Records from a collection of figures:
»»

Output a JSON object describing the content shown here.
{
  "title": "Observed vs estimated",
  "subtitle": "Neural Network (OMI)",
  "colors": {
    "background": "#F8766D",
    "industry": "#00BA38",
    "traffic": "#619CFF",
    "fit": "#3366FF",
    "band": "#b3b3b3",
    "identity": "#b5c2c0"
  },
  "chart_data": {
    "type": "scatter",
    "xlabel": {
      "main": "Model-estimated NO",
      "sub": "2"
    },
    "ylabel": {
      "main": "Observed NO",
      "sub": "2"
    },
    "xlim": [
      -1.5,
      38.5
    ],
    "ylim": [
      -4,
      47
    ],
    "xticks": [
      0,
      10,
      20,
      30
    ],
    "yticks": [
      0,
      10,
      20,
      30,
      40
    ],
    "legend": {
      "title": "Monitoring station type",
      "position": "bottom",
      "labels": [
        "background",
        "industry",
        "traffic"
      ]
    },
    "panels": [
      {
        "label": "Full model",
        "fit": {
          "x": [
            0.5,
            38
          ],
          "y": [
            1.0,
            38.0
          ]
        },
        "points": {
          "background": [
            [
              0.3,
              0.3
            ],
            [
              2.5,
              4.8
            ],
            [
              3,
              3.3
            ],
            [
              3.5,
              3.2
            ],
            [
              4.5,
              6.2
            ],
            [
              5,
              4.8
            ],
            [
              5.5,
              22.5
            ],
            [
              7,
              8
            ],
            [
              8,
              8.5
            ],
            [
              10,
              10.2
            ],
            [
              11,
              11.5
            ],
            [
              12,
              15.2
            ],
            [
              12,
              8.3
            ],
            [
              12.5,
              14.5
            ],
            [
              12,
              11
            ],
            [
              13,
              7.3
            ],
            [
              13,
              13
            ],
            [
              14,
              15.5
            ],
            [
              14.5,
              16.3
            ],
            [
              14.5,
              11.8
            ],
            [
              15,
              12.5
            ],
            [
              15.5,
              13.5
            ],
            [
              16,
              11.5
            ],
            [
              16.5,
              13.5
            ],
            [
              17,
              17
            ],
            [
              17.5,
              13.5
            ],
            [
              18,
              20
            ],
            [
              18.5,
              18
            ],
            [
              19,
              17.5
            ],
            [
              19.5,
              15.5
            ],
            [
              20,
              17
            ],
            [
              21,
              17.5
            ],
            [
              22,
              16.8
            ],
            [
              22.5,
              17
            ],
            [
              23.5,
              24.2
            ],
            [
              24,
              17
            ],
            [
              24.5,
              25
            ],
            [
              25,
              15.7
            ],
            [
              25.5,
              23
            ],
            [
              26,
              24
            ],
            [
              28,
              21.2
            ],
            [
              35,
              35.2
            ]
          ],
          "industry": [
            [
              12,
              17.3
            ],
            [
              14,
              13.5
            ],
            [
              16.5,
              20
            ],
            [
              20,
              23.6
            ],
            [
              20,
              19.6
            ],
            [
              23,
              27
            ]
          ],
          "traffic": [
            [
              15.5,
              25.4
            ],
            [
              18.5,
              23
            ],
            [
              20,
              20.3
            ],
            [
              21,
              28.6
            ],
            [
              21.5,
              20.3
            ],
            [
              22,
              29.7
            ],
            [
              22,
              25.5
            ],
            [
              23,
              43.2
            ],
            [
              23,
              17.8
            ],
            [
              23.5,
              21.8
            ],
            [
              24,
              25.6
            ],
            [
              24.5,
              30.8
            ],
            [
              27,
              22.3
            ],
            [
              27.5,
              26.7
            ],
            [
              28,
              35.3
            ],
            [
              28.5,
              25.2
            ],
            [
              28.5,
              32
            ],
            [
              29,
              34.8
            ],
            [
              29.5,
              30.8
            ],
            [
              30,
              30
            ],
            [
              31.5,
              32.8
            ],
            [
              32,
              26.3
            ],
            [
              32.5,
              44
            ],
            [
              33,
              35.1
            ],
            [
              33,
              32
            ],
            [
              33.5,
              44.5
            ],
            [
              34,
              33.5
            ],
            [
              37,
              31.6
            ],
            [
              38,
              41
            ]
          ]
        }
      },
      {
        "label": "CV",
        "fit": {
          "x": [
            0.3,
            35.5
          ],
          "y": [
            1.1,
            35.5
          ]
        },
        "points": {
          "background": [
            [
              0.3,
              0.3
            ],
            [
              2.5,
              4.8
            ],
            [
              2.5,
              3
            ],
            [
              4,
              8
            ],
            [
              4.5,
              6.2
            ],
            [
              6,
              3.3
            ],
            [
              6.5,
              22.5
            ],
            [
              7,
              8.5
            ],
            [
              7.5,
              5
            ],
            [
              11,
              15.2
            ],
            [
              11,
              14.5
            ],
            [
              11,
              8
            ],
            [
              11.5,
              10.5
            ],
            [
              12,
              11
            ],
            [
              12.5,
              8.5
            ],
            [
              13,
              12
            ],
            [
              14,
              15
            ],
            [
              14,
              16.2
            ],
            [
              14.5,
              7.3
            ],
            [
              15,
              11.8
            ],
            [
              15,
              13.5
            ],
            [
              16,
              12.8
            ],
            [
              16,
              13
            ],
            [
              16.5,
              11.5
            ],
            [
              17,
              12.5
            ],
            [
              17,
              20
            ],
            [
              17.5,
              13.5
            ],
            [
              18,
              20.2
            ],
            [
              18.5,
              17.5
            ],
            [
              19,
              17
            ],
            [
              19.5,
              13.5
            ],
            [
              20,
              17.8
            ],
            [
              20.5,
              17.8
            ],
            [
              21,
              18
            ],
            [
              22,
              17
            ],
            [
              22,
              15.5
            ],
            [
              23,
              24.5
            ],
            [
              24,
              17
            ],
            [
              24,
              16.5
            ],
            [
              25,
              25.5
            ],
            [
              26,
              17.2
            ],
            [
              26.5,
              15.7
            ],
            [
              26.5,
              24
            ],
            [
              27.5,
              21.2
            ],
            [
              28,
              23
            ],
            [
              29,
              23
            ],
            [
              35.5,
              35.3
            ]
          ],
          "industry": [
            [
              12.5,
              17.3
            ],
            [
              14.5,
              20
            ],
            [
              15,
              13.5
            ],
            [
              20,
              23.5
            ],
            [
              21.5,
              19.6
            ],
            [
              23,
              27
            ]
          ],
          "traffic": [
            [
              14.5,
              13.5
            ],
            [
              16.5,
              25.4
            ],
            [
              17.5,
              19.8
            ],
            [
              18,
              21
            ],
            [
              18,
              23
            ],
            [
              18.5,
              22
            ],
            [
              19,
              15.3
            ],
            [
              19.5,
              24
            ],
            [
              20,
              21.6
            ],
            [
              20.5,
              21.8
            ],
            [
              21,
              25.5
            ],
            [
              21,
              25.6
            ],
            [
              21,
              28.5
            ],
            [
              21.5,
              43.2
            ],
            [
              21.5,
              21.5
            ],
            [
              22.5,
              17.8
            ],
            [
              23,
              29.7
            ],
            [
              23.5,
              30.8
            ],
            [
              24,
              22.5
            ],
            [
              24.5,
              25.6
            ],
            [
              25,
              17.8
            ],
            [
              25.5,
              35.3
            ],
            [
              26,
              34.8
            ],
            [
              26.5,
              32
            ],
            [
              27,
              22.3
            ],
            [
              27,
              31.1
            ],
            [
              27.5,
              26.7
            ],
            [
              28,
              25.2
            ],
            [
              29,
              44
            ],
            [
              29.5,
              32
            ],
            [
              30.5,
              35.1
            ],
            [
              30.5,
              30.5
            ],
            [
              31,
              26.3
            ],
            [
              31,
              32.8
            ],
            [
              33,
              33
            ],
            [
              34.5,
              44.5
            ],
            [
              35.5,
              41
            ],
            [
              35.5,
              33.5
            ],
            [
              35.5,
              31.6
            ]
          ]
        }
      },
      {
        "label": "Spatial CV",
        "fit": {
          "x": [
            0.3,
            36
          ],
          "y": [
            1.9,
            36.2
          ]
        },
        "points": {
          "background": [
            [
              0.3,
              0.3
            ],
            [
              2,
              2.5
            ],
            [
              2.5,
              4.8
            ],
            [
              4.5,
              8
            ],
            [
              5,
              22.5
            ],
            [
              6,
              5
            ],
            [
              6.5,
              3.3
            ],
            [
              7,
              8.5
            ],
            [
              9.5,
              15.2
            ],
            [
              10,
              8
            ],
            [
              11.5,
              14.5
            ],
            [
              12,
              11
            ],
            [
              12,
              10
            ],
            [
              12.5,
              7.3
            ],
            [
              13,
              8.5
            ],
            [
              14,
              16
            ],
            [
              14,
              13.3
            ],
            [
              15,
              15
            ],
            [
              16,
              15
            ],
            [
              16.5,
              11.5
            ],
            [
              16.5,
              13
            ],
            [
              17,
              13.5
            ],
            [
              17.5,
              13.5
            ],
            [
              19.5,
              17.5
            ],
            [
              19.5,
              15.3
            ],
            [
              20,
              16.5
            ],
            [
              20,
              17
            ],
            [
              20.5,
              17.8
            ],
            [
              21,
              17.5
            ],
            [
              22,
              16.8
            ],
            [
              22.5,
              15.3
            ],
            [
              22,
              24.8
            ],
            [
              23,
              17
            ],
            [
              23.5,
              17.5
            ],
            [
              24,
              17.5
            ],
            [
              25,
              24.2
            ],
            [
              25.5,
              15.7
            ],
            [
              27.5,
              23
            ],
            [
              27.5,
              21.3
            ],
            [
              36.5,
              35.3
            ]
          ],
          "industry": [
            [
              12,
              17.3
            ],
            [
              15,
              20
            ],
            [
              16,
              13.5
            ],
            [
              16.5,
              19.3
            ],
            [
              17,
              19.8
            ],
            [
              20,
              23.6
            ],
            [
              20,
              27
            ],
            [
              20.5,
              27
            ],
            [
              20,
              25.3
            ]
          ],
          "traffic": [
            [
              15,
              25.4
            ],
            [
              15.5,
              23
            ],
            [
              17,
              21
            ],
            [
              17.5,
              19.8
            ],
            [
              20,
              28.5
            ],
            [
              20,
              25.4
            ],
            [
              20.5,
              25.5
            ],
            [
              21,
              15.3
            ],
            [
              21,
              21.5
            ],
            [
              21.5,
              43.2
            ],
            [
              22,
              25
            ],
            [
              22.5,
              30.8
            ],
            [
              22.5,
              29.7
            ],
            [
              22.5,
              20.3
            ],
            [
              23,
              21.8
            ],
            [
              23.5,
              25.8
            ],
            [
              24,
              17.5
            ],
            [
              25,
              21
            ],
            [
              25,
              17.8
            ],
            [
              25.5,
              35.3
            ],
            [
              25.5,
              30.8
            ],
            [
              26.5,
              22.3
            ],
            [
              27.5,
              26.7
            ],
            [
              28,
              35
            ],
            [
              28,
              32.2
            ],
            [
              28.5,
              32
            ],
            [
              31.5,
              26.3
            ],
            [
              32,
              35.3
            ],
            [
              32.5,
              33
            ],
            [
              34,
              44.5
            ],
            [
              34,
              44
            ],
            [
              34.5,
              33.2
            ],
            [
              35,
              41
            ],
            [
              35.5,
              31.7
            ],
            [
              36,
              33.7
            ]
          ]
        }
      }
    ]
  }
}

««

▸ **Objective**
Go through the data above and find the lines with the word "Observed". Copy each of those lines.

▸ **Exercise result**
  "title": "Observed vs estimated",
      "main": "Observed NO",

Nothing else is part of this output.